> _Recorded information_:
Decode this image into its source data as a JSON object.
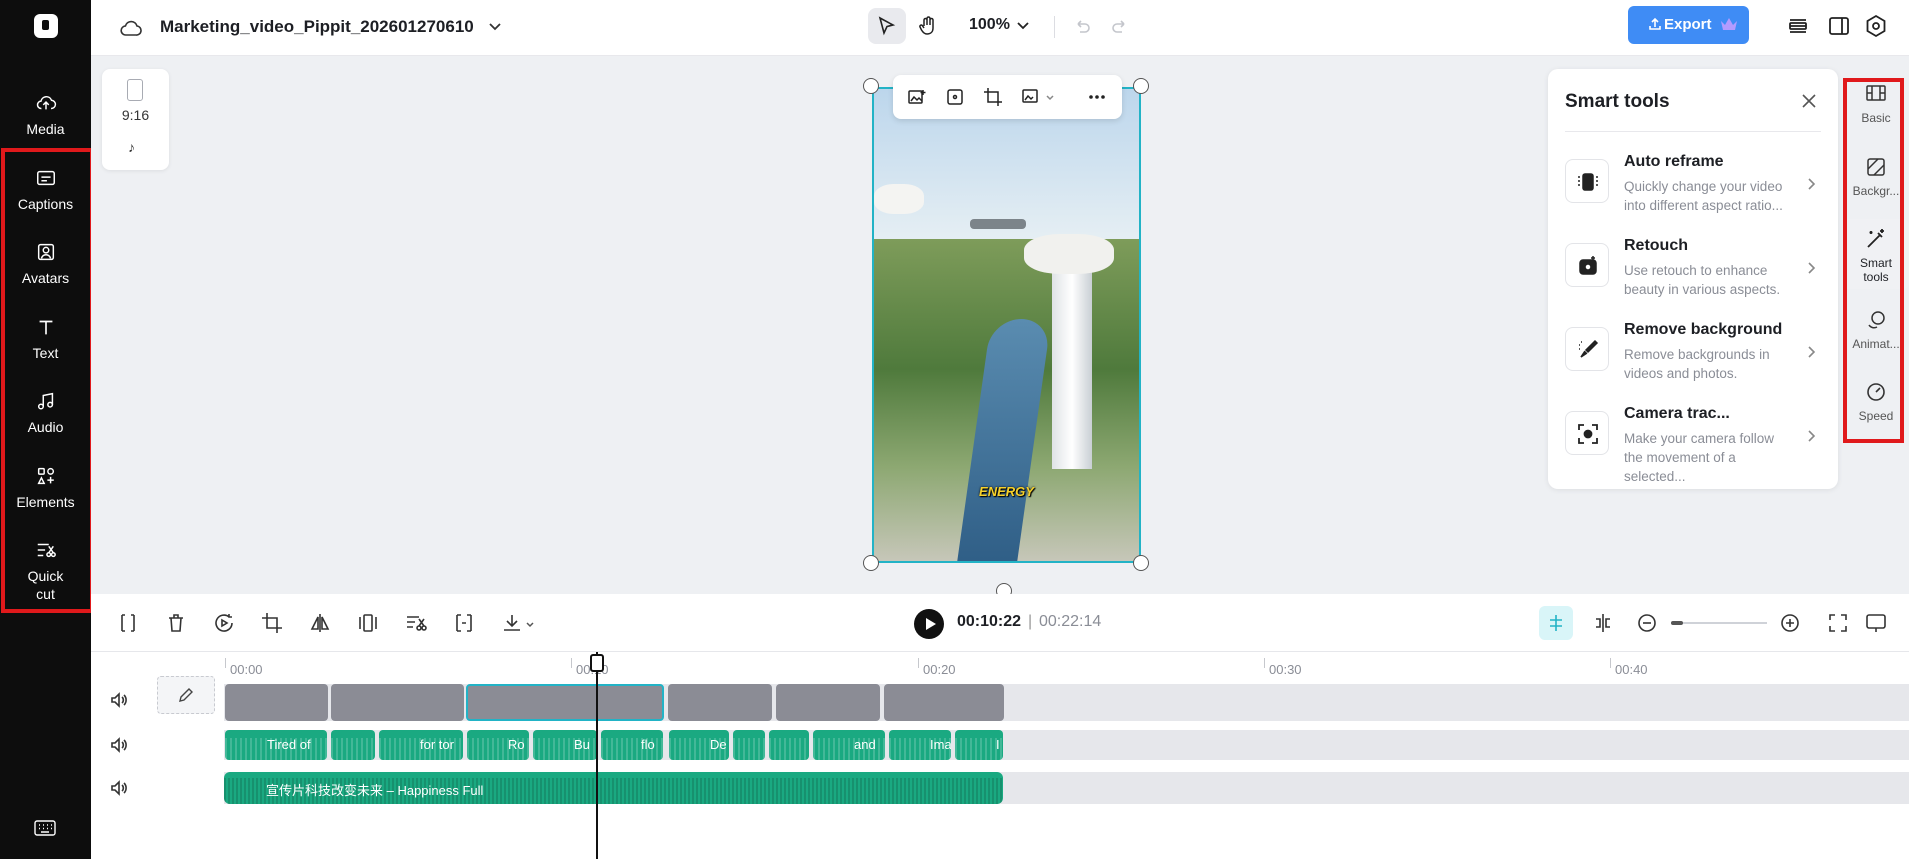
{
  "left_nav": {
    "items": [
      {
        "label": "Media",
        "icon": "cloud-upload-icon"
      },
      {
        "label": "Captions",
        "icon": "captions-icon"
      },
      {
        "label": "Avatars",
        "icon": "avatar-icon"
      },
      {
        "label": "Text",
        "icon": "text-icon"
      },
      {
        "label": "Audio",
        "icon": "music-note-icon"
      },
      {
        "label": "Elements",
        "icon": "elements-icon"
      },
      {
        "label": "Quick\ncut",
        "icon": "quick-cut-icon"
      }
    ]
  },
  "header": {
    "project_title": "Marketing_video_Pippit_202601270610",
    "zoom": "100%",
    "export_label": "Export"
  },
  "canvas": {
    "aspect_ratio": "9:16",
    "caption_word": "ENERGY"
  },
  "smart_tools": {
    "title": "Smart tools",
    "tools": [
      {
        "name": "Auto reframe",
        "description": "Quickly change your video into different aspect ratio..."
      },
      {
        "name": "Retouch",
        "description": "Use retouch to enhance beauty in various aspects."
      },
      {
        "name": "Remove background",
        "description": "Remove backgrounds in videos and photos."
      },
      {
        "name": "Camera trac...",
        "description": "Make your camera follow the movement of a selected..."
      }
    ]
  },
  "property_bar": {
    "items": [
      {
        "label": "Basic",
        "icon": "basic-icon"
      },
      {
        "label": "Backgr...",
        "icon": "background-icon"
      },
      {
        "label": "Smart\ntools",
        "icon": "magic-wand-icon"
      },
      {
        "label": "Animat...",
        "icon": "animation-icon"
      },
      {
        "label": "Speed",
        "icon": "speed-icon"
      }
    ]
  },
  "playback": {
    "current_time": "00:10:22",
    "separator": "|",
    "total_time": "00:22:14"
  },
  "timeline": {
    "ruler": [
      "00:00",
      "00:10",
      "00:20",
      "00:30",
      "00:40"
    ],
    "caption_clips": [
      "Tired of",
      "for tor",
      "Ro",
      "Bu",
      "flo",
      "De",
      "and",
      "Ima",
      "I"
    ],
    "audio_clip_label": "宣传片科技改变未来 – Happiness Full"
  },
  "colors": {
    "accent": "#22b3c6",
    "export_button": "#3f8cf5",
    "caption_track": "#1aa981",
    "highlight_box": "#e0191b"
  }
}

> _Aim_:
All of the material above needs to be restated exactly, with no pictures.

> _Written solution_:
Decode this image into its source data as a JSON object.
{
  "left_nav": {
    "items": [
      {
        "label": "Media",
        "icon": "cloud-upload-icon"
      },
      {
        "label": "Captions",
        "icon": "captions-icon"
      },
      {
        "label": "Avatars",
        "icon": "avatar-icon"
      },
      {
        "label": "Text",
        "icon": "text-icon"
      },
      {
        "label": "Audio",
        "icon": "music-note-icon"
      },
      {
        "label": "Elements",
        "icon": "elements-icon"
      },
      {
        "label": "Quick\ncut",
        "icon": "quick-cut-icon"
      }
    ]
  },
  "header": {
    "project_title": "Marketing_video_Pippit_202601270610",
    "zoom": "100%",
    "export_label": "Export"
  },
  "canvas": {
    "aspect_ratio": "9:16",
    "caption_word": "ENERGY"
  },
  "smart_tools": {
    "title": "Smart tools",
    "tools": [
      {
        "name": "Auto reframe",
        "description": "Quickly change your video into different aspect ratio..."
      },
      {
        "name": "Retouch",
        "description": "Use retouch to enhance beauty in various aspects."
      },
      {
        "name": "Remove background",
        "description": "Remove backgrounds in videos and photos."
      },
      {
        "name": "Camera trac...",
        "description": "Make your camera follow the movement of a selected..."
      }
    ]
  },
  "property_bar": {
    "items": [
      {
        "label": "Basic",
        "icon": "basic-icon"
      },
      {
        "label": "Backgr...",
        "icon": "background-icon"
      },
      {
        "label": "Smart\ntools",
        "icon": "magic-wand-icon"
      },
      {
        "label": "Animat...",
        "icon": "animation-icon"
      },
      {
        "label": "Speed",
        "icon": "speed-icon"
      }
    ]
  },
  "playback": {
    "current_time": "00:10:22",
    "separator": "|",
    "total_time": "00:22:14"
  },
  "timeline": {
    "ruler": [
      "00:00",
      "00:10",
      "00:20",
      "00:30",
      "00:40"
    ],
    "caption_clips": [
      "Tired of",
      "for tor",
      "Ro",
      "Bu",
      "flo",
      "De",
      "and",
      "Ima",
      "I"
    ],
    "audio_clip_label": "宣传片科技改变未来 – Happiness Full"
  },
  "colors": {
    "accent": "#22b3c6",
    "export_button": "#3f8cf5",
    "caption_track": "#1aa981",
    "highlight_box": "#e0191b"
  }
}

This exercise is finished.